● Requirement
Identify each line in the records that contains the word "Voltar", and copy every such line in full.
───── Data entries ─────
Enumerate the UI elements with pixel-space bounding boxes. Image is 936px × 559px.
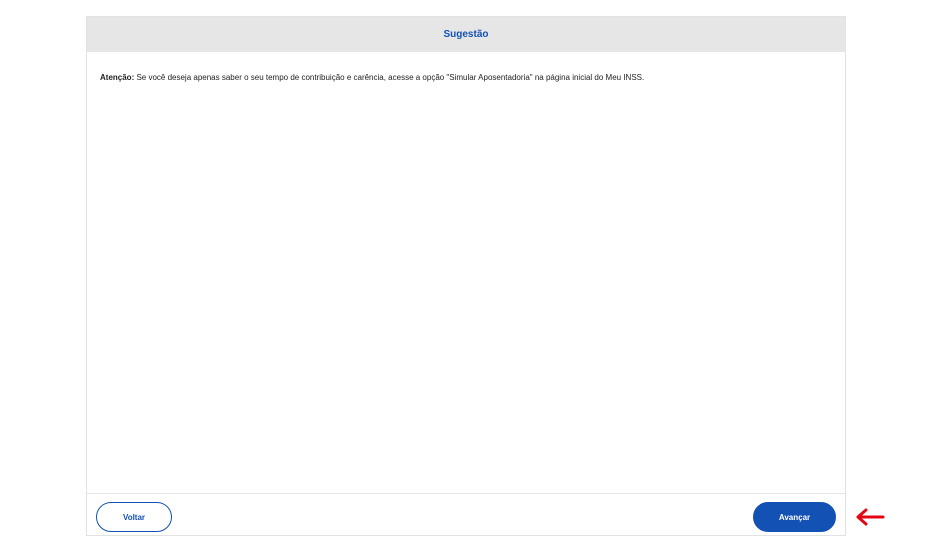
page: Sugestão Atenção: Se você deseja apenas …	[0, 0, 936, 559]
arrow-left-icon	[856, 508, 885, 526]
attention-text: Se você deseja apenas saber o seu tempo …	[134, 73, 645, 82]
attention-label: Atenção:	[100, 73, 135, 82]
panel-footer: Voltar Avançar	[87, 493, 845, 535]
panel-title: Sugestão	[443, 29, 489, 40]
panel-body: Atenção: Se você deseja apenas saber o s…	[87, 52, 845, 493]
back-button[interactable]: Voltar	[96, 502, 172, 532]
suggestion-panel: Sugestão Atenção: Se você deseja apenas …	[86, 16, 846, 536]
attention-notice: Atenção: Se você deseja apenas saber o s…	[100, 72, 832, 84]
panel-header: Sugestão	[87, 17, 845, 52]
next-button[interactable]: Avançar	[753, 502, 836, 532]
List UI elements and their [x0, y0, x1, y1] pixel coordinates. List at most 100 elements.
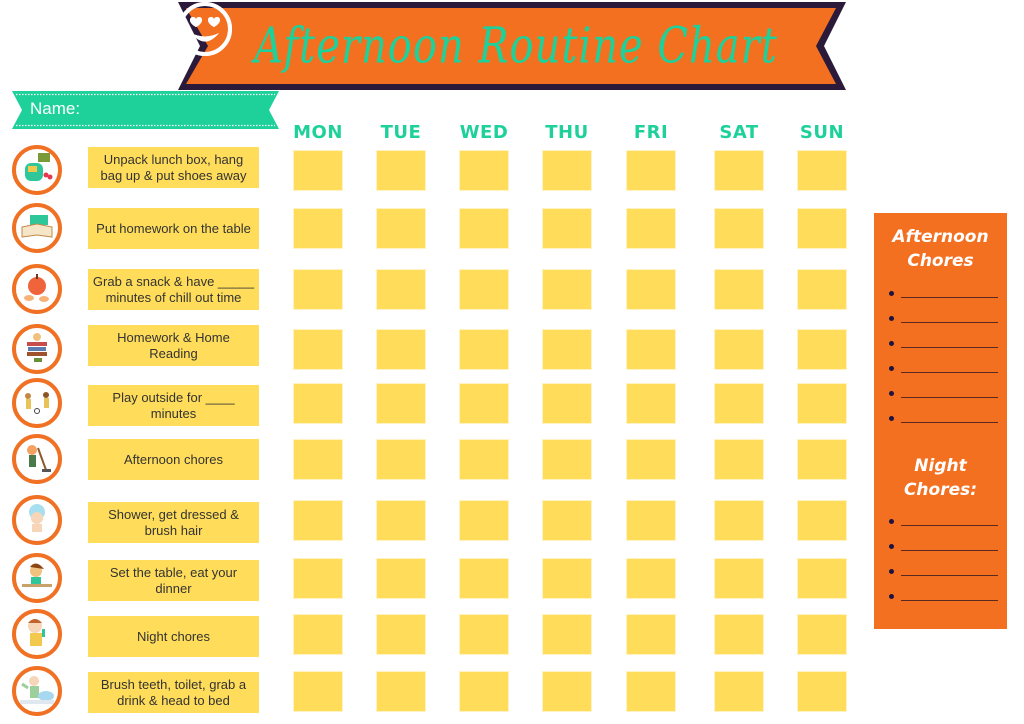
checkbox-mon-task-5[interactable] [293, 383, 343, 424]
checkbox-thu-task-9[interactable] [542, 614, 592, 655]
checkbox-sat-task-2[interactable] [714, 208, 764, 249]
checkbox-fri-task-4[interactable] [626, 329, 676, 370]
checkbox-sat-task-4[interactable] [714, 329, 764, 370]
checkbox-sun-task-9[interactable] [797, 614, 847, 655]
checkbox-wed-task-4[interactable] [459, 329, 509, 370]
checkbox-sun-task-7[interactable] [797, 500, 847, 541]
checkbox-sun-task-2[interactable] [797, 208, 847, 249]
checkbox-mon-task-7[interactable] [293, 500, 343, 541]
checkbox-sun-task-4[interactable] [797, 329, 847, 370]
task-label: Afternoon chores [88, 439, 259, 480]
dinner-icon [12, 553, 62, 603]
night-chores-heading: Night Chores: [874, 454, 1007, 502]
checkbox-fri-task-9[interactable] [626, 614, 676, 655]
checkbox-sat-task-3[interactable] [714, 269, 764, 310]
─────
● Exercise solution
panel-footer: Voltar Avançar	[87, 493, 845, 535]
back-button[interactable]: Voltar	[96, 502, 172, 532]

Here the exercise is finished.